— Instructions to follow —
Reproduce the listing exactly, with no pictures in your copy.

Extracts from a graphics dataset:
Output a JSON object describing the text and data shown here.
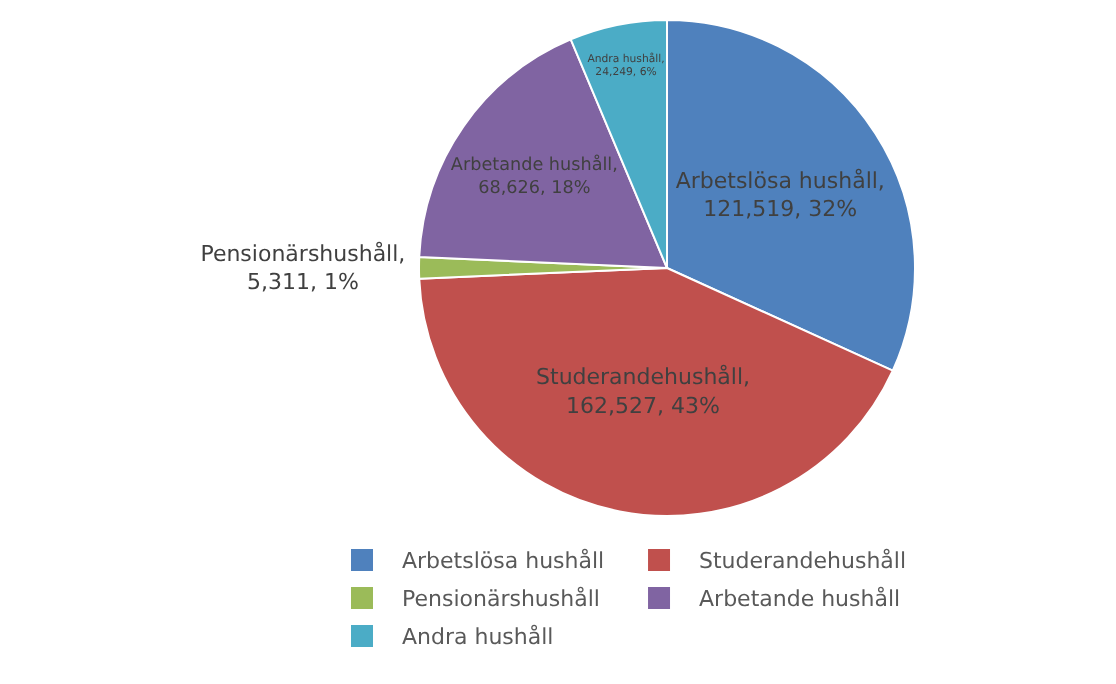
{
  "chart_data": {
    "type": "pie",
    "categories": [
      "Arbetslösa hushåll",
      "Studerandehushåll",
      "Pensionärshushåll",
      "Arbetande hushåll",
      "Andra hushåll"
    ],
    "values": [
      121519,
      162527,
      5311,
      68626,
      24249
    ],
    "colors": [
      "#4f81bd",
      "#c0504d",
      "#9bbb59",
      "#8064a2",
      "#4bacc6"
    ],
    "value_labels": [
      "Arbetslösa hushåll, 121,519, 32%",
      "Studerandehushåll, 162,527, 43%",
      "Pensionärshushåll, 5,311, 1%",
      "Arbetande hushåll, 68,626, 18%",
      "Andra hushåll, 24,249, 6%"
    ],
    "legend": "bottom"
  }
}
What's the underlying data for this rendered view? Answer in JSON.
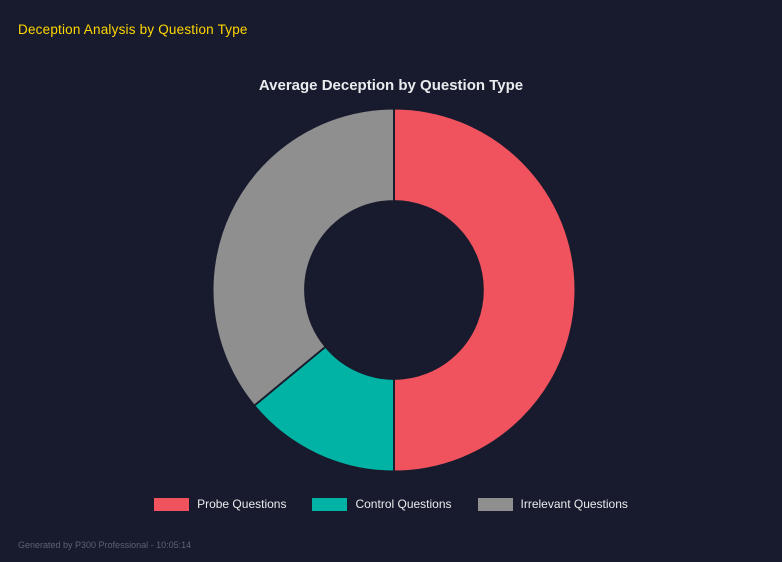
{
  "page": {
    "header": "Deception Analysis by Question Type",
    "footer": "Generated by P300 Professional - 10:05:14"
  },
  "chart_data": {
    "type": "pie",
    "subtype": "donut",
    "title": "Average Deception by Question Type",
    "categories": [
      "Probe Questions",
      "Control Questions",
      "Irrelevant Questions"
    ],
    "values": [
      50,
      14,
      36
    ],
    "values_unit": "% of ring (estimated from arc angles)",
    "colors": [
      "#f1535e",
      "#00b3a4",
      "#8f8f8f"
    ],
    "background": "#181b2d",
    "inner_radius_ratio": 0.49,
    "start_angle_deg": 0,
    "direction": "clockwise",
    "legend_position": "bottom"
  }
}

— Output for this exercise —
Output a JSON object describing the text and data shown here.
{
  "chart_data": {
    "type": "pie",
    "categories": [
      "Arbetslösa hushåll",
      "Studerandehushåll",
      "Pensionärshushåll",
      "Arbetande hushåll",
      "Andra hushåll"
    ],
    "values": [
      121519,
      162527,
      5311,
      68626,
      24249
    ],
    "colors": [
      "#4f81bd",
      "#c0504d",
      "#9bbb59",
      "#8064a2",
      "#4bacc6"
    ],
    "value_labels": [
      "Arbetslösa hushåll, 121,519, 32%",
      "Studerandehushåll, 162,527, 43%",
      "Pensionärshushåll, 5,311, 1%",
      "Arbetande hushåll, 68,626, 18%",
      "Andra hushåll, 24,249, 6%"
    ],
    "legend": "bottom"
  }
}
What's the underlying data for this rendered view? Answer in JSON.
{
  "page": {
    "header": "Deception Analysis by Question Type",
    "footer": "Generated by P300 Professional - 10:05:14"
  },
  "chart_data": {
    "type": "pie",
    "subtype": "donut",
    "title": "Average Deception by Question Type",
    "categories": [
      "Probe Questions",
      "Control Questions",
      "Irrelevant Questions"
    ],
    "values": [
      50,
      14,
      36
    ],
    "values_unit": "% of ring (estimated from arc angles)",
    "colors": [
      "#f1535e",
      "#00b3a4",
      "#8f8f8f"
    ],
    "background": "#181b2d",
    "inner_radius_ratio": 0.49,
    "start_angle_deg": 0,
    "direction": "clockwise",
    "legend_position": "bottom"
  }
}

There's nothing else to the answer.